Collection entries

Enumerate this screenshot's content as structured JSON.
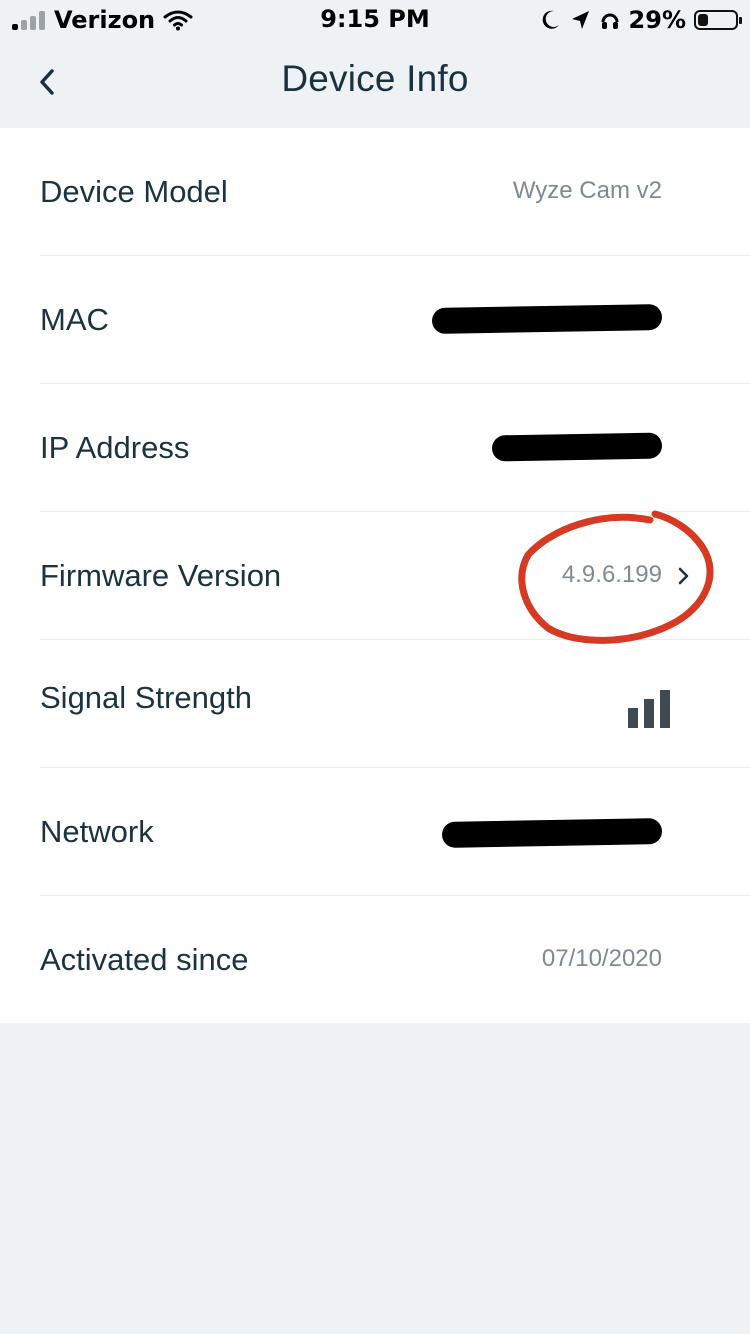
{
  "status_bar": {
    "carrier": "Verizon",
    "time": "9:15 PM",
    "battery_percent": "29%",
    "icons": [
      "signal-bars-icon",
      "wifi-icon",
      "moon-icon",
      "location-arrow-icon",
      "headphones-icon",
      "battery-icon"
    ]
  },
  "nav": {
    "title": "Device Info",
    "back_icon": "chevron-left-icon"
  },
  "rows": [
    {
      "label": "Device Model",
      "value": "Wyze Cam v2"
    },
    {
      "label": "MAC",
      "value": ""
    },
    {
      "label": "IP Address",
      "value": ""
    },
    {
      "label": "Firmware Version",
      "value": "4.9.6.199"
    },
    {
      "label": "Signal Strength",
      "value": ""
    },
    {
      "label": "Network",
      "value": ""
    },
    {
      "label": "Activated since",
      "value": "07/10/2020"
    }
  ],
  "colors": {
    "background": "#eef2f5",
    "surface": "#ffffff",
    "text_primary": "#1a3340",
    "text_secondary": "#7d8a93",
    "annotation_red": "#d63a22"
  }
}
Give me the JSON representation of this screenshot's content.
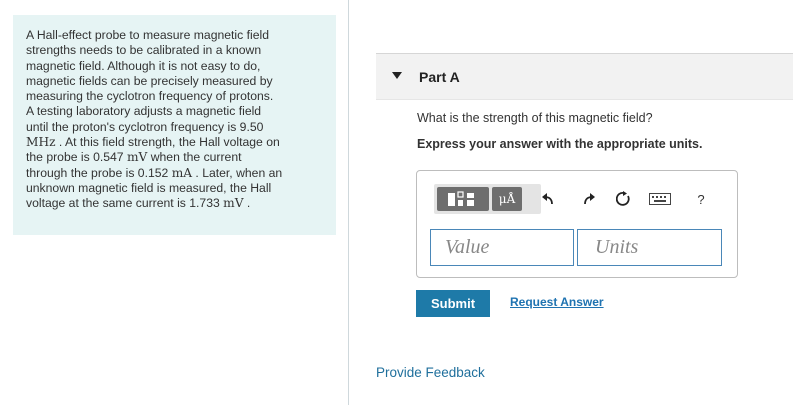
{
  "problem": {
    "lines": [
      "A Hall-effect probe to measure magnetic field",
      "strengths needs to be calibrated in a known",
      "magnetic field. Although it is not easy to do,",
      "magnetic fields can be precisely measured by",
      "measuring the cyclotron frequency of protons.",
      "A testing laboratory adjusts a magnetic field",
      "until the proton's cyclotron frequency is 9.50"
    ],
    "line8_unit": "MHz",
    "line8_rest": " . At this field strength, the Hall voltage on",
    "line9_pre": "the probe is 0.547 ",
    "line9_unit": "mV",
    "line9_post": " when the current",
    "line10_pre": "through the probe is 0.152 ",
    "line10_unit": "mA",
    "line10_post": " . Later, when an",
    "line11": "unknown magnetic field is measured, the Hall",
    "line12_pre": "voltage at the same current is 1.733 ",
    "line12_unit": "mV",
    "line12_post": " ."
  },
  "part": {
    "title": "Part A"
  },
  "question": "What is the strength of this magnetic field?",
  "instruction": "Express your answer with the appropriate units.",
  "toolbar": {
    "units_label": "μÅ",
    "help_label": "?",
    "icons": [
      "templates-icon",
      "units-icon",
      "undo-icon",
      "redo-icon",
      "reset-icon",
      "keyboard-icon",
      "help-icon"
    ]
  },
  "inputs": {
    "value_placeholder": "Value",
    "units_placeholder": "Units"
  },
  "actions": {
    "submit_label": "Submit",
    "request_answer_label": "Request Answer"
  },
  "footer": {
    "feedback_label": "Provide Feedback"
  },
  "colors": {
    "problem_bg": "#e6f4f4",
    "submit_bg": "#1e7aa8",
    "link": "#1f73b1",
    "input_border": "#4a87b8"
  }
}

...

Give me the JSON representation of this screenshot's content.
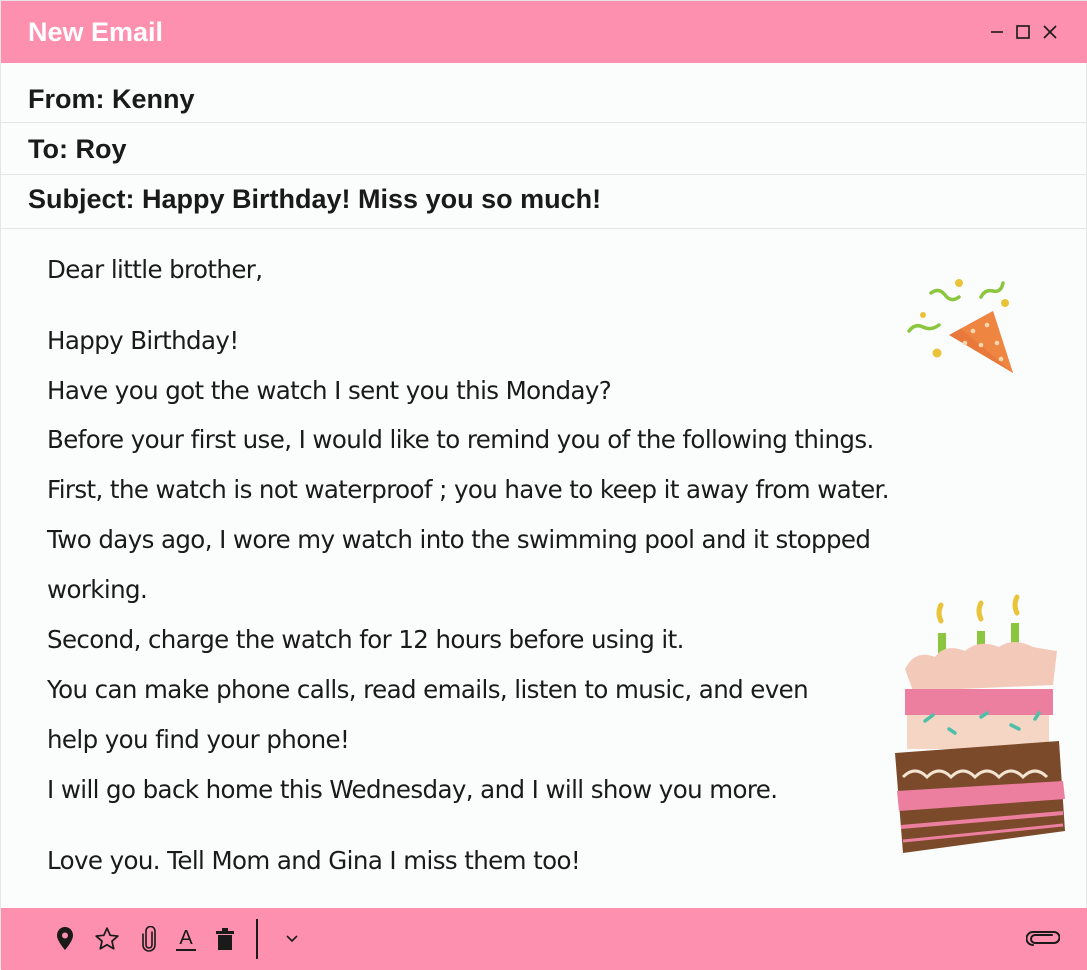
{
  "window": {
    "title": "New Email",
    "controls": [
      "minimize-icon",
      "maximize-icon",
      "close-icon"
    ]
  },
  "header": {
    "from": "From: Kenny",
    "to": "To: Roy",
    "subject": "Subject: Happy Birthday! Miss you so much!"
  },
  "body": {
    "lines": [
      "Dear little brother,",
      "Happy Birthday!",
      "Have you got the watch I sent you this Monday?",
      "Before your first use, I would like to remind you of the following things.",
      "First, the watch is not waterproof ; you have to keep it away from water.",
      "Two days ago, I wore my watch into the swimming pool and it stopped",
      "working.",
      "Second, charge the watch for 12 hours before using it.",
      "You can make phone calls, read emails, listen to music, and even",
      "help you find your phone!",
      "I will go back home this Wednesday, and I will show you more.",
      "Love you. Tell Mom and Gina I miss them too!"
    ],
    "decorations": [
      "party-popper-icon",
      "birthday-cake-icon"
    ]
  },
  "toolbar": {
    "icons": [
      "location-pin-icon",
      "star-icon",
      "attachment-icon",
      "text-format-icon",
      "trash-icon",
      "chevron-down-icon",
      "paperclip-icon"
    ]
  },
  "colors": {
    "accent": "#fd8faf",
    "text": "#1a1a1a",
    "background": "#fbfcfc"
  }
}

**TASK STATEMENT:**
Scan the material line by line and report each one that contains "background".

**EXERCISE RESPONSE:**
    "background": "#eef2f5",
    "background": "#fbfcfc"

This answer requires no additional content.